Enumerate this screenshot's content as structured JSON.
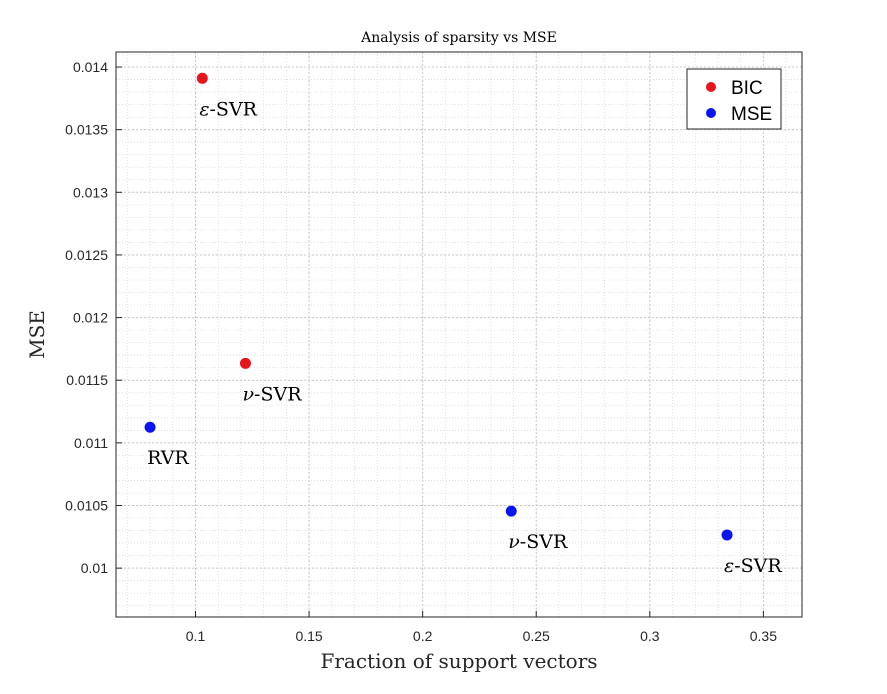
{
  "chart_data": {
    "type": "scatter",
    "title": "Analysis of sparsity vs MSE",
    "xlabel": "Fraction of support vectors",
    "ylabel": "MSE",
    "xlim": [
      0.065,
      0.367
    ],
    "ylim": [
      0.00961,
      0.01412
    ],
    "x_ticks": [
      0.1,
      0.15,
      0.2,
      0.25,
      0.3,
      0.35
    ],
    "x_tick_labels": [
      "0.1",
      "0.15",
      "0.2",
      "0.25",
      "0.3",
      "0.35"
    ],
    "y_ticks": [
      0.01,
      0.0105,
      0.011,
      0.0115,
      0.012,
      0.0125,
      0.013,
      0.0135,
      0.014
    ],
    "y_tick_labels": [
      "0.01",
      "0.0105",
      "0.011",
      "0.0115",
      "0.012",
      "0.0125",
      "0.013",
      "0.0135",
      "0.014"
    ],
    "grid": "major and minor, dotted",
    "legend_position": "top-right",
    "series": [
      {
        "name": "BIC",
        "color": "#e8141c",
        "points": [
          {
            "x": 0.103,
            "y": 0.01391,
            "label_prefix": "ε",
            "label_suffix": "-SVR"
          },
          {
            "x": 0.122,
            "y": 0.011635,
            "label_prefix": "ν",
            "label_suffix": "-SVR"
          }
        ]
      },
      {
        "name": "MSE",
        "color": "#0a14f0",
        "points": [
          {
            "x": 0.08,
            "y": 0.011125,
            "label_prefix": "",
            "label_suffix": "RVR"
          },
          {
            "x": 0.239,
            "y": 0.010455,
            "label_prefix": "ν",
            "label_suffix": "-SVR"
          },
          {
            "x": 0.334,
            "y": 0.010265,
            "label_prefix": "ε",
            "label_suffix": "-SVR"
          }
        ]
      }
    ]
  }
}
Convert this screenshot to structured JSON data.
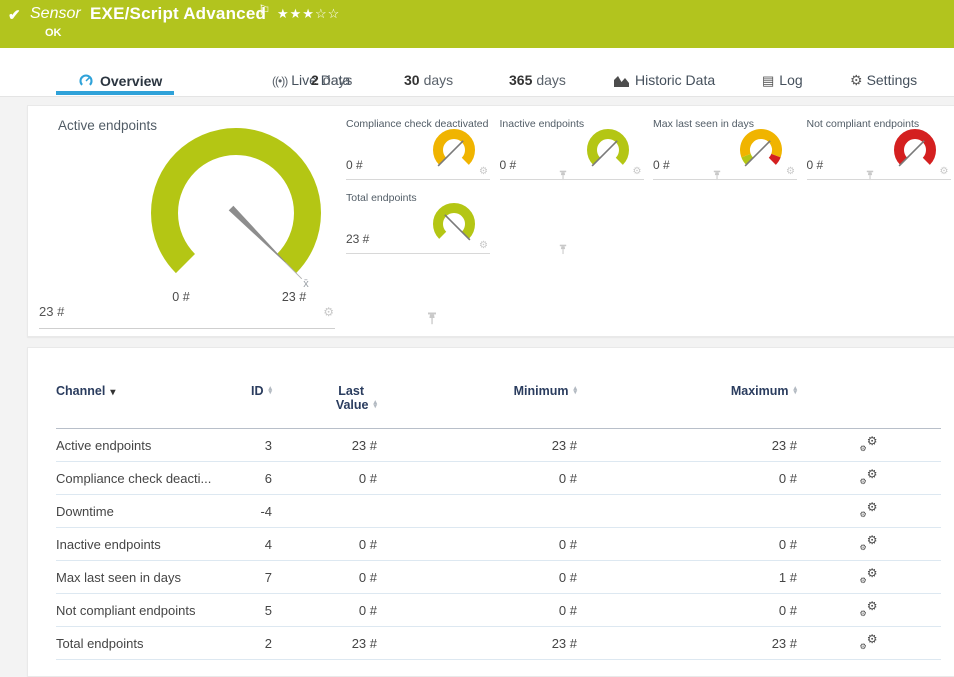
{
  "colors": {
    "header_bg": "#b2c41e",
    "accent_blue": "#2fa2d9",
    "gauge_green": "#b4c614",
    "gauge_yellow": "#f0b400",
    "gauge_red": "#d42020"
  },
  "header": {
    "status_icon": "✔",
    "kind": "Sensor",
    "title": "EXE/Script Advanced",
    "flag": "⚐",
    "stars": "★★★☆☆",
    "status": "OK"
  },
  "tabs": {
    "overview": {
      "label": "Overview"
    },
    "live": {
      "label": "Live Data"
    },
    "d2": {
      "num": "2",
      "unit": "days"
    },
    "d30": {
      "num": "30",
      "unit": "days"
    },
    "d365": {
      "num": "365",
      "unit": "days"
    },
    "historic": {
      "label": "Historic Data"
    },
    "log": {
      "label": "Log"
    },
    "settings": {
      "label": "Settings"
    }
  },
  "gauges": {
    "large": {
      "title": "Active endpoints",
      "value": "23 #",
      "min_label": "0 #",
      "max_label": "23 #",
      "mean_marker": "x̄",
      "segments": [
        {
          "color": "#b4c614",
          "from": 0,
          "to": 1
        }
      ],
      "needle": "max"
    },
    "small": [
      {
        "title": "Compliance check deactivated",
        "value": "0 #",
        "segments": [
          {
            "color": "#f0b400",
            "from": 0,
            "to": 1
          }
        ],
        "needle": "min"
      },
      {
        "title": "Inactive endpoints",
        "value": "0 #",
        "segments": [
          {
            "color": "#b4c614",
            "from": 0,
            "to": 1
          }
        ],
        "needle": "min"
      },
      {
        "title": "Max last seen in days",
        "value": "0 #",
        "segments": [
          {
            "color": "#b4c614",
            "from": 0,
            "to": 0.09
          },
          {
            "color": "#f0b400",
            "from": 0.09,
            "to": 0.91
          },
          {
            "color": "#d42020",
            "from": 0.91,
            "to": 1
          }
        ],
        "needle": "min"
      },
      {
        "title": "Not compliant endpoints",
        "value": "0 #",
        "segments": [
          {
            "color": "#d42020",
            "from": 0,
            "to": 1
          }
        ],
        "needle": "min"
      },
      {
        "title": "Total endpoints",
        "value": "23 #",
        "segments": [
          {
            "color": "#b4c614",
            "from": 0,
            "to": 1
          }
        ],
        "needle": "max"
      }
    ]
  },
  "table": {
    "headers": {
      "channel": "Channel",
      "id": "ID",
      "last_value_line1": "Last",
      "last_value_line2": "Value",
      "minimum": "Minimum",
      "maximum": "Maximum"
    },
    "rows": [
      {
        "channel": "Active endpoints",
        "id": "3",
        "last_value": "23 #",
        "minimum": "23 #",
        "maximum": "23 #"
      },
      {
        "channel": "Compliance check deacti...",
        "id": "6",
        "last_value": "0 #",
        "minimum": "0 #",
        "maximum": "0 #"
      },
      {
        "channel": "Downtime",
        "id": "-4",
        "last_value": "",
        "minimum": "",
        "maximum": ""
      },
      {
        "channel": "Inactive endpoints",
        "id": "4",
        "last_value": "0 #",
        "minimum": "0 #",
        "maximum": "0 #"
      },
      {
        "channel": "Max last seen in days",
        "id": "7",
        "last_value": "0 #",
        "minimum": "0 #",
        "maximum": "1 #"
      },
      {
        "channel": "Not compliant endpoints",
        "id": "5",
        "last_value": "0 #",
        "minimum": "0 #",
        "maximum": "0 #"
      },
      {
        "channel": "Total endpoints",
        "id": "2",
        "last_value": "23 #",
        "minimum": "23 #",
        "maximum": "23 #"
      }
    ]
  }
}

YOUR INSTRUCTIONS:
Pictures are excluded; repeat every record exactly.

RESULT OF THE EXERCISE:
Enumerate this screenshot's content as structured JSON.
{
  "chart_data": {
    "type": "scatter",
    "title": "Analysis of sparsity vs MSE",
    "xlabel": "Fraction of support vectors",
    "ylabel": "MSE",
    "xlim": [
      0.065,
      0.367
    ],
    "ylim": [
      0.00961,
      0.01412
    ],
    "x_ticks": [
      0.1,
      0.15,
      0.2,
      0.25,
      0.3,
      0.35
    ],
    "x_tick_labels": [
      "0.1",
      "0.15",
      "0.2",
      "0.25",
      "0.3",
      "0.35"
    ],
    "y_ticks": [
      0.01,
      0.0105,
      0.011,
      0.0115,
      0.012,
      0.0125,
      0.013,
      0.0135,
      0.014
    ],
    "y_tick_labels": [
      "0.01",
      "0.0105",
      "0.011",
      "0.0115",
      "0.012",
      "0.0125",
      "0.013",
      "0.0135",
      "0.014"
    ],
    "grid": "major and minor, dotted",
    "legend_position": "top-right",
    "series": [
      {
        "name": "BIC",
        "color": "#e8141c",
        "points": [
          {
            "x": 0.103,
            "y": 0.01391,
            "label_prefix": "ε",
            "label_suffix": "-SVR"
          },
          {
            "x": 0.122,
            "y": 0.011635,
            "label_prefix": "ν",
            "label_suffix": "-SVR"
          }
        ]
      },
      {
        "name": "MSE",
        "color": "#0a14f0",
        "points": [
          {
            "x": 0.08,
            "y": 0.011125,
            "label_prefix": "",
            "label_suffix": "RVR"
          },
          {
            "x": 0.239,
            "y": 0.010455,
            "label_prefix": "ν",
            "label_suffix": "-SVR"
          },
          {
            "x": 0.334,
            "y": 0.010265,
            "label_prefix": "ε",
            "label_suffix": "-SVR"
          }
        ]
      }
    ]
  }
}
Convert this screenshot to structured JSON data.
{
  "colors": {
    "header_bg": "#b2c41e",
    "accent_blue": "#2fa2d9",
    "gauge_green": "#b4c614",
    "gauge_yellow": "#f0b400",
    "gauge_red": "#d42020"
  },
  "header": {
    "status_icon": "✔",
    "kind": "Sensor",
    "title": "EXE/Script Advanced",
    "flag": "⚐",
    "stars": "★★★☆☆",
    "status": "OK"
  },
  "tabs": {
    "overview": {
      "label": "Overview"
    },
    "live": {
      "label": "Live Data"
    },
    "d2": {
      "num": "2",
      "unit": "days"
    },
    "d30": {
      "num": "30",
      "unit": "days"
    },
    "d365": {
      "num": "365",
      "unit": "days"
    },
    "historic": {
      "label": "Historic Data"
    },
    "log": {
      "label": "Log"
    },
    "settings": {
      "label": "Settings"
    }
  },
  "gauges": {
    "large": {
      "title": "Active endpoints",
      "value": "23 #",
      "min_label": "0 #",
      "max_label": "23 #",
      "mean_marker": "x̄",
      "segments": [
        {
          "color": "#b4c614",
          "from": 0,
          "to": 1
        }
      ],
      "needle": "max"
    },
    "small": [
      {
        "title": "Compliance check deactivated",
        "value": "0 #",
        "segments": [
          {
            "color": "#f0b400",
            "from": 0,
            "to": 1
          }
        ],
        "needle": "min"
      },
      {
        "title": "Inactive endpoints",
        "value": "0 #",
        "segments": [
          {
            "color": "#b4c614",
            "from": 0,
            "to": 1
          }
        ],
        "needle": "min"
      },
      {
        "title": "Max last seen in days",
        "value": "0 #",
        "segments": [
          {
            "color": "#b4c614",
            "from": 0,
            "to": 0.09
          },
          {
            "color": "#f0b400",
            "from": 0.09,
            "to": 0.91
          },
          {
            "color": "#d42020",
            "from": 0.91,
            "to": 1
          }
        ],
        "needle": "min"
      },
      {
        "title": "Not compliant endpoints",
        "value": "0 #",
        "segments": [
          {
            "color": "#d42020",
            "from": 0,
            "to": 1
          }
        ],
        "needle": "min"
      },
      {
        "title": "Total endpoints",
        "value": "23 #",
        "segments": [
          {
            "color": "#b4c614",
            "from": 0,
            "to": 1
          }
        ],
        "needle": "max"
      }
    ]
  },
  "table": {
    "headers": {
      "channel": "Channel",
      "id": "ID",
      "last_value_line1": "Last",
      "last_value_line2": "Value",
      "minimum": "Minimum",
      "maximum": "Maximum"
    },
    "rows": [
      {
        "channel": "Active endpoints",
        "id": "3",
        "last_value": "23 #",
        "minimum": "23 #",
        "maximum": "23 #"
      },
      {
        "channel": "Compliance check deacti...",
        "id": "6",
        "last_value": "0 #",
        "minimum": "0 #",
        "maximum": "0 #"
      },
      {
        "channel": "Downtime",
        "id": "-4",
        "last_value": "",
        "minimum": "",
        "maximum": ""
      },
      {
        "channel": "Inactive endpoints",
        "id": "4",
        "last_value": "0 #",
        "minimum": "0 #",
        "maximum": "0 #"
      },
      {
        "channel": "Max last seen in days",
        "id": "7",
        "last_value": "0 #",
        "minimum": "0 #",
        "maximum": "1 #"
      },
      {
        "channel": "Not compliant endpoints",
        "id": "5",
        "last_value": "0 #",
        "minimum": "0 #",
        "maximum": "0 #"
      },
      {
        "channel": "Total endpoints",
        "id": "2",
        "last_value": "23 #",
        "minimum": "23 #",
        "maximum": "23 #"
      }
    ]
  }
}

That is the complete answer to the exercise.